** Start of Entries shown **
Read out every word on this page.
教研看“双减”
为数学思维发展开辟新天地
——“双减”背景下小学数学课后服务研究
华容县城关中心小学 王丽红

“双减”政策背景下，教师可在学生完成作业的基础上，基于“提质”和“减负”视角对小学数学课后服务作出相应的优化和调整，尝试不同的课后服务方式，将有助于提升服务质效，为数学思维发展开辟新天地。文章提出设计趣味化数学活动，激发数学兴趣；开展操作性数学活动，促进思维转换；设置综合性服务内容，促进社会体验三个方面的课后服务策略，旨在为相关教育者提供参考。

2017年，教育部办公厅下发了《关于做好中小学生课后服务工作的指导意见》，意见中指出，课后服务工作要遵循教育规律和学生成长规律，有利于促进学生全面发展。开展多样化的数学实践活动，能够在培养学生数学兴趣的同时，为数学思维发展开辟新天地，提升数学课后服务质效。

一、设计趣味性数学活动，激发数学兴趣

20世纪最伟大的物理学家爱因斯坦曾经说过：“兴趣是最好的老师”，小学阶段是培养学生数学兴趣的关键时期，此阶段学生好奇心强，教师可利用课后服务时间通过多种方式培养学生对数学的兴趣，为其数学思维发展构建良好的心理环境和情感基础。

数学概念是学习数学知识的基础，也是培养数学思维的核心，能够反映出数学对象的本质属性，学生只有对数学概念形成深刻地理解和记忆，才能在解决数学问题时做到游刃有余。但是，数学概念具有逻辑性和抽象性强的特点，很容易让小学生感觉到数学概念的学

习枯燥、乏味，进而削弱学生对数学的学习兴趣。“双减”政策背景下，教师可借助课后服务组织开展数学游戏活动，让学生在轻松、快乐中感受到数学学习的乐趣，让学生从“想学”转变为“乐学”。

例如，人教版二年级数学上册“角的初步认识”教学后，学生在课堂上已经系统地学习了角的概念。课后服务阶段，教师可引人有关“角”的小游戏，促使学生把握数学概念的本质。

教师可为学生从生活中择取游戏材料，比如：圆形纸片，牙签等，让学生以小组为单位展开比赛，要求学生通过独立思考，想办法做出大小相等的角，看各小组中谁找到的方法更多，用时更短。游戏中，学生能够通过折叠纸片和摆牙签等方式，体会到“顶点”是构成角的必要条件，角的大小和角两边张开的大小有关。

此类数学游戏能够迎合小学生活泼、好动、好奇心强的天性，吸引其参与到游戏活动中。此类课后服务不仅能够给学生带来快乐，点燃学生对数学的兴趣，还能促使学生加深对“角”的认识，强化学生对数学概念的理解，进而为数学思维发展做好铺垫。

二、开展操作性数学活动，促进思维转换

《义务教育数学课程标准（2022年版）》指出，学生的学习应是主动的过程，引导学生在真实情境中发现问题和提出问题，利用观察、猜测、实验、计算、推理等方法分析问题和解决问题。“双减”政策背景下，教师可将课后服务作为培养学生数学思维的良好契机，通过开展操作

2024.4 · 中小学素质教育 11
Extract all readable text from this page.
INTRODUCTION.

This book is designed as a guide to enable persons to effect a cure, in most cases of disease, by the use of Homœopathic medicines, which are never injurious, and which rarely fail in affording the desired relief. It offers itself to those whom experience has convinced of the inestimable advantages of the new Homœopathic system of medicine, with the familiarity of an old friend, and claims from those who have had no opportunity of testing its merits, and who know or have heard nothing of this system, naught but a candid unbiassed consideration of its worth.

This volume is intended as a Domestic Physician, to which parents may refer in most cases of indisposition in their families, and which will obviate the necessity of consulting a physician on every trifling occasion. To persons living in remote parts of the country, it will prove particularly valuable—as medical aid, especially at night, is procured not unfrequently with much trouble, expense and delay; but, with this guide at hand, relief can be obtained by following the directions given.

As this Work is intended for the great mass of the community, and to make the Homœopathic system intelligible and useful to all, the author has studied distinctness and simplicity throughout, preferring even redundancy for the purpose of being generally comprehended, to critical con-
** End of Entries shown **
▶ **Stated task**
Faithfully transcribe the whole of the data.

▶ **Solution for this task**
Read out every word on this page.
教研看“双减”
为数学思维发展开辟新天地
——“双减”背景下小学数学课后服务研究
华容县城关中心小学 王丽红

“双减”政策背景下，教师可在学生完成作业的基础上，基于“提质”和“减负”视角对小学数学课后服务作出相应的优化和调整，尝试不同的课后服务方式，将有助于提升服务质效，为数学思维发展开辟新天地。文章提出设计趣味化数学活动，激发数学兴趣；开展操作性数学活动，促进思维转换；设置综合性服务内容，促进社会体验三个方面的课后服务策略，旨在为相关教育者提供参考。

2017年，教育部办公厅下发了《关于做好中小学生课后服务工作的指导意见》，意见中指出，课后服务工作要遵循教育规律和学生成长规律，有利于促进学生全面发展。开展多样化的数学实践活动，能够在培养学生数学兴趣的同时，为数学思维发展开辟新天地，提升数学课后服务质效。

一、设计趣味性数学活动，激发数学兴趣

20世纪最伟大的物理学家爱因斯坦曾经说过：“兴趣是最好的老师”，小学阶段是培养学生数学兴趣的关键时期，此阶段学生好奇心强，教师可利用课后服务时间通过多种方式培养学生对数学的兴趣，为其数学思维发展构建良好的心理环境和情感基础。

数学概念是学习数学知识的基础，也是培养数学思维的核心，能够反映出数学对象的本质属性，学生只有对数学概念形成深刻地理解和记忆，才能在解决数学问题时做到游刃有余。但是，数学概念具有逻辑性和抽象性强的特点，很容易让小学生感觉到数学概念的学

习枯燥、乏味，进而削弱学生对数学的学习兴趣。“双减”政策背景下，教师可借助课后服务组织开展数学游戏活动，让学生在轻松、快乐中感受到数学学习的乐趣，让学生从“想学”转变为“乐学”。

例如，人教版二年级数学上册“角的初步认识”教学后，学生在课堂上已经系统地学习了角的概念。课后服务阶段，教师可引人有关“角”的小游戏，促使学生把握数学概念的本质。

教师可为学生从生活中择取游戏材料，比如：圆形纸片，牙签等，让学生以小组为单位展开比赛，要求学生通过独立思考，想办法做出大小相等的角，看各小组中谁找到的方法更多，用时更短。游戏中，学生能够通过折叠纸片和摆牙签等方式，体会到“顶点”是构成角的必要条件，角的大小和角两边张开的大小有关。

此类数学游戏能够迎合小学生活泼、好动、好奇心强的天性，吸引其参与到游戏活动中。此类课后服务不仅能够给学生带来快乐，点燃学生对数学的兴趣，还能促使学生加深对“角”的认识，强化学生对数学概念的理解，进而为数学思维发展做好铺垫。

二、开展操作性数学活动，促进思维转换

《义务教育数学课程标准（2022年版）》指出，学生的学习应是主动的过程，引导学生在真实情境中发现问题和提出问题，利用观察、猜测、实验、计算、推理等方法分析问题和解决问题。“双减”政策背景下，教师可将课后服务作为培养学生数学思维的良好契机，通过开展操作

2024.4 · 中小学素质教育 11
Extract all readable text from this page.
INTRODUCTION.

This book is designed as a guide to enable persons to effect a cure, in most cases of disease, by the use of Homœopathic medicines, which are never injurious, and which rarely fail in affording the desired relief. It offers itself to those whom experience has convinced of the inestimable advantages of the new Homœopathic system of medicine, with the familiarity of an old friend, and claims from those who have had no opportunity of testing its merits, and who know or have heard nothing of this system, naught but a candid unbiassed consideration of its worth.

This volume is intended as a Domestic Physician, to which parents may refer in most cases of indisposition in their families, and which will obviate the necessity of consulting a physician on every trifling occasion. To persons living in remote parts of the country, it will prove particularly valuable—as medical aid, especially at night, is procured not unfrequently with much trouble, expense and delay; but, with this guide at hand, relief can be obtained by following the directions given.

As this Work is intended for the great mass of the community, and to make the Homœopathic system intelligible and useful to all, the author has studied distinctness and simplicity throughout, preferring even redundancy for the purpose of being generally comprehended, to critical con-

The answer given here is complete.